Directions →
1. Extract the passage of the Loki episode recap from "In the Time Cell, Loki" up to and including "like a curse.", copying it word for word.
2. Answer these questions using the Loki episode recap:
(a) How often does another angry Sif appear in the Time Cell?
(b) What does Ravonna tell Mobius to figure out?
(c) According to Loki, what does Sylvie try to do all the time?
3. Carry on the Loki episode recap from its final line.

The pocket dimension Loki is forced into is a small sliver of Asgard.  While he’s getting his bearings, an angry Sif (Jaime Alexander) enters stage right, holding a lock of her own (badly) cut hair.[6]You can read the mythic version of how Loki cut off Sif’s hair in Neil Gaiman’s Norse Mythology, ‘The Treasures of the Gods.’  She’s very angry, and has every right to be.  She calls him a conniving, craven, pathetic worm, and gives him a convincing smack across the face.  “I hope you know you deserve to be alone and you always will be,” she tells him.  He’s protesting against the efficacy of the TVA’s punishment when she gives him a brutal knee to the crotch and then punches him before storming off.  Ouch.  No problem, says Loki; when this happened in real life, he picked himself up, took a nice hot bath, had a glass of wine, and never thought about any of it again.  He’s quickly disabused of that option, as every 20 seconds or so after one encounter ends, another angry Sif appears, saying the same words and going through the same actions.  Again…ouch.

Meanwhile, back in what passes for reality at the TVA, Mobius pays a visit to Ravonna’s office, requesting to interview Sylvie while Loki ‘marinates’ in the Time Cell.  Ravonna tells him to just stick with his Loki and figure out what caused the Nexus spike.  Nobody gets to speak with Sylvie; she’s just too dangerous.

Mobius runs across Hunter B-15 in the halls outside Ravonna’s office.  She asks if Loki said anything to Mobius, and Mobius tells her that Loki said the TVA was lying to him.  Something in that answer seems to click with B-15, who’s even more tightly wound than usual, but she doesn’t share her concerns with Mobius.

In the Time Cell, Loki admits to yet another angry version of Sif that he knows he’s a horrible person.  He’s a narcissist who craves attention and is scared of being alone.  Sif foregoes the knee to the nuts and the punch in the face this time around, but delivers the more devastating blow:  “You are alone and you always will be.”  It’s like a curse.

Mobius retrieves Loki from the Time Cell, and begins asking him about Sylvie.  A curious feature about Loki:  so far, the heart of every episode has been a two-party conversation.  It was Mobius’ interrogation of Loki in the first episode, their conversation in the cafeteria in the second episode, Loki and Sylvie on the train in the third episode, and now this scene.

“So you’re, what?  Partners?” asks Mobius.

“Absolutely not,” says Loki.  “She’s difficult and irritating, and she tries to hit me all the time.  No.  Not partners, no.”

“Yeah, I guess you don’t do partners…unless, of course, it benefits you and you intend to betray them at some point.”

“It was a means to an end, Mobius.  Welcome to the real world.  Down there, we’re awful to one another to get what we want.”

“Now I gotta have a prince tell me how the real world works?  Why don’t you just tell me what caused the Nexus Event on Lamentis?”

Provided data →
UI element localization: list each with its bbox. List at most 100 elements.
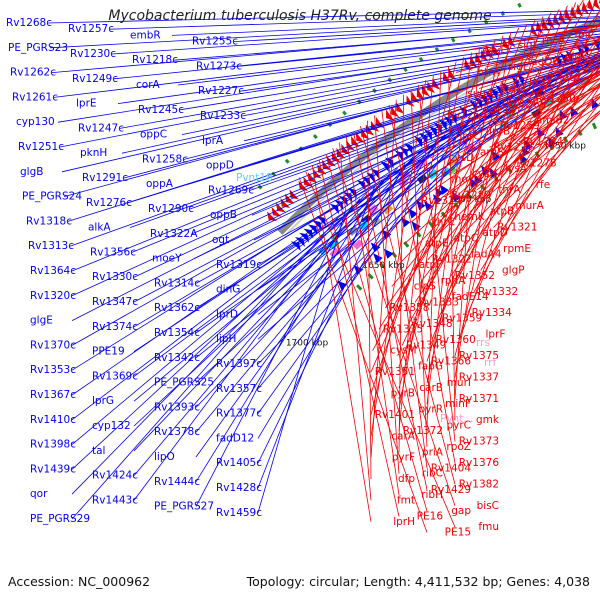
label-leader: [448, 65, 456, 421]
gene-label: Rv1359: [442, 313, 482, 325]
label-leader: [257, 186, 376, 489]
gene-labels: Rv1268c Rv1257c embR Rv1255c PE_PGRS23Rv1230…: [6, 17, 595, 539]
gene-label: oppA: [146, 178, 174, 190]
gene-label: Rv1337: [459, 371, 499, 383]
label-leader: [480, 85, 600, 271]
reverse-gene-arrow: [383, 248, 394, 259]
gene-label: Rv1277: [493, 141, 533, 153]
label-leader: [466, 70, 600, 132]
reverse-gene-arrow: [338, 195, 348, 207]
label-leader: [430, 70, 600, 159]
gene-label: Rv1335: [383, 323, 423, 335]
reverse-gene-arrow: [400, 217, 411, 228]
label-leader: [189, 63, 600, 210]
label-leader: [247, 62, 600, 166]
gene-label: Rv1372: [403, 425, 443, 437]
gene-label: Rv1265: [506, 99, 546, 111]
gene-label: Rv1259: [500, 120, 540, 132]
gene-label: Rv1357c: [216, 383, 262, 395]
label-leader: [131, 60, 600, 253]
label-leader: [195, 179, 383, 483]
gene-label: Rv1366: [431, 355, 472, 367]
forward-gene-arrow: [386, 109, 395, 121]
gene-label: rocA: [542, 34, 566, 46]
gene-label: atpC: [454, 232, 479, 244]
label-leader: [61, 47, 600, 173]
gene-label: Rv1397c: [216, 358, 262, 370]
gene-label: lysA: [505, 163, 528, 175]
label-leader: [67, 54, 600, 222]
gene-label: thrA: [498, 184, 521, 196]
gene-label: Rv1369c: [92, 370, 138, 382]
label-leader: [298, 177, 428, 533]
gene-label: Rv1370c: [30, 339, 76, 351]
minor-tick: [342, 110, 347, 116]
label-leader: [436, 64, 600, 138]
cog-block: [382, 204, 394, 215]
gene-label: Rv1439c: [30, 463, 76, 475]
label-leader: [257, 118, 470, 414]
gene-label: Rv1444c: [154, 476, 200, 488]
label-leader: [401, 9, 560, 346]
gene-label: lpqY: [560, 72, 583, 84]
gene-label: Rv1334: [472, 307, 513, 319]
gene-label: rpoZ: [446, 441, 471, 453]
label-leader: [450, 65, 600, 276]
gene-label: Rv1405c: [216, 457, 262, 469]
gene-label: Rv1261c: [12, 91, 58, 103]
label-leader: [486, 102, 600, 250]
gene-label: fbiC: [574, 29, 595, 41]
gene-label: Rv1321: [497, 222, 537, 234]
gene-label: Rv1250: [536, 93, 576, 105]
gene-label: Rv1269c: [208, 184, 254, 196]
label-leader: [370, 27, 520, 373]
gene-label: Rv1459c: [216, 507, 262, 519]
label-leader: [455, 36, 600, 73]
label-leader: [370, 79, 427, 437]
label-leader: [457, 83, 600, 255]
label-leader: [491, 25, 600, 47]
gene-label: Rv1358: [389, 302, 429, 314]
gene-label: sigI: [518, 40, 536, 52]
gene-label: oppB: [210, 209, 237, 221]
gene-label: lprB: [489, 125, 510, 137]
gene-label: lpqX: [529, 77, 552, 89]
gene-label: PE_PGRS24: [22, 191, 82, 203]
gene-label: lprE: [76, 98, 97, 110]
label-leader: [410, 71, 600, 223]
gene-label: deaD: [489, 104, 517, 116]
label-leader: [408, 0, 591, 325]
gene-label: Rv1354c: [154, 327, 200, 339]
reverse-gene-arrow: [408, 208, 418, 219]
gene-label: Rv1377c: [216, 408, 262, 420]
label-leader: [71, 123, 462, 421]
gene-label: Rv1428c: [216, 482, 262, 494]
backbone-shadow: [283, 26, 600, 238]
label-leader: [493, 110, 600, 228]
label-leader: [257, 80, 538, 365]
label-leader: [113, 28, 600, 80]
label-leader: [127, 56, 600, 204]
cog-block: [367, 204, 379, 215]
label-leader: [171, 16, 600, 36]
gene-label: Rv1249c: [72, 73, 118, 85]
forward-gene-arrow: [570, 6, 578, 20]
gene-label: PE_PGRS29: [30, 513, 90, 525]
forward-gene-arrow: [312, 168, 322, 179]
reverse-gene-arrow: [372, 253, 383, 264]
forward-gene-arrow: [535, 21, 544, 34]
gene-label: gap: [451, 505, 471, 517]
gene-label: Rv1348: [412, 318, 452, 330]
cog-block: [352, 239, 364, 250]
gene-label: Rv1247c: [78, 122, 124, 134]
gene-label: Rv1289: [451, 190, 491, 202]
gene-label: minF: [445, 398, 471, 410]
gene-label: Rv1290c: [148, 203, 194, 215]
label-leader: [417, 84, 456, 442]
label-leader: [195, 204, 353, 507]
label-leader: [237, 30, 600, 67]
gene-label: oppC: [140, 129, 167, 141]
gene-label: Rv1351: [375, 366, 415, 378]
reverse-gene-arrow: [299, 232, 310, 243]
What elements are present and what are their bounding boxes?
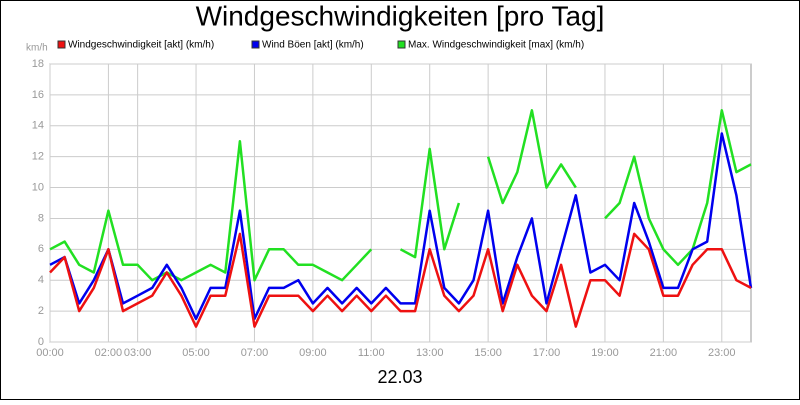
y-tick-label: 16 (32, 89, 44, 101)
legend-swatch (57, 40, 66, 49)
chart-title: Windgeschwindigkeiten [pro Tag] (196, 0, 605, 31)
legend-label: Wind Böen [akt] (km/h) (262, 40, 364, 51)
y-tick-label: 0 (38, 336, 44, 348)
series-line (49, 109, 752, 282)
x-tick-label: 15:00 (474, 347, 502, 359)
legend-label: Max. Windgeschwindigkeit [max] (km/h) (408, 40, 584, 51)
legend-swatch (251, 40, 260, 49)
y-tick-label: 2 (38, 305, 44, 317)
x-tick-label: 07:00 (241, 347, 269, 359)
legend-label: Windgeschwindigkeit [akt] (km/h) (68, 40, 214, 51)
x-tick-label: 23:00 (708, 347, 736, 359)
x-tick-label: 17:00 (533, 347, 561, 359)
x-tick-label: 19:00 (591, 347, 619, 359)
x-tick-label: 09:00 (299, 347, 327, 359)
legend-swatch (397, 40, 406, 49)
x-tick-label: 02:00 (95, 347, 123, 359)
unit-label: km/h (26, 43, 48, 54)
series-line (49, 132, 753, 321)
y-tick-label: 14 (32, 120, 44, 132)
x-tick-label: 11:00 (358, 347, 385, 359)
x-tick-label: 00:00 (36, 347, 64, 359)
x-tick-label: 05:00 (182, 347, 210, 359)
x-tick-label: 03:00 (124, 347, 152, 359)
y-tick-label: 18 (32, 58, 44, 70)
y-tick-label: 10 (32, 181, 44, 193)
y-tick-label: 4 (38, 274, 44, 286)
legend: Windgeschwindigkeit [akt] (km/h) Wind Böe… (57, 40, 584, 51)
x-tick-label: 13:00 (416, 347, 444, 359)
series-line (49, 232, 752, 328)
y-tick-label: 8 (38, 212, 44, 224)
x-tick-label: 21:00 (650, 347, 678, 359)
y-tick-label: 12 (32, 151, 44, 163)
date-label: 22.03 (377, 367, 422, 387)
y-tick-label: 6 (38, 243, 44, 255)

Final results →
1.
In the Time Cell, Loki admits to yet another angry version of Sif that he knows he’s a horrible person.  He’s a narcissist who craves attention and is scared of being alone.  Sif foregoes the knee to the nuts and the punch in the face this time around, but delivers the more devastating blow:  “You are alone and you always will be.”  It’s like a curse.

2.
(a) Every 20 seconds or so after one encounter ends.
(b) What caused the Nexus spike.
(c) Hit him.

3.
Loki has neither the desire nor much incentive to tell Mobius anything of the sort…until Mobius plays the Sif / Time Cell card.  Loki gives Mobius a transparent tale of purest bullshit, about how he and Sylvie have been partners from the start.  The plan is proceeding nicely, and that when Sylvie has played her part, Loki will dispose of her.

“Well, we saved you the trouble there,” says Mobius.  “She’s already been pruned.”  Mobius tells Loki his own tall tale of B-15 eliminating Sylvie.

“Good riddance,” says Loki, struggling to maintain a poker face.

Mobius laughs.  “Look at your eyes.  You like her.  Does she like you?”

“Was she pruned?”

“I mean, no wonder you have no clue what caused the Nexus Event on Lamentis.  Both of you are just swooning over each other…”

“Mobius, tell me the truth…”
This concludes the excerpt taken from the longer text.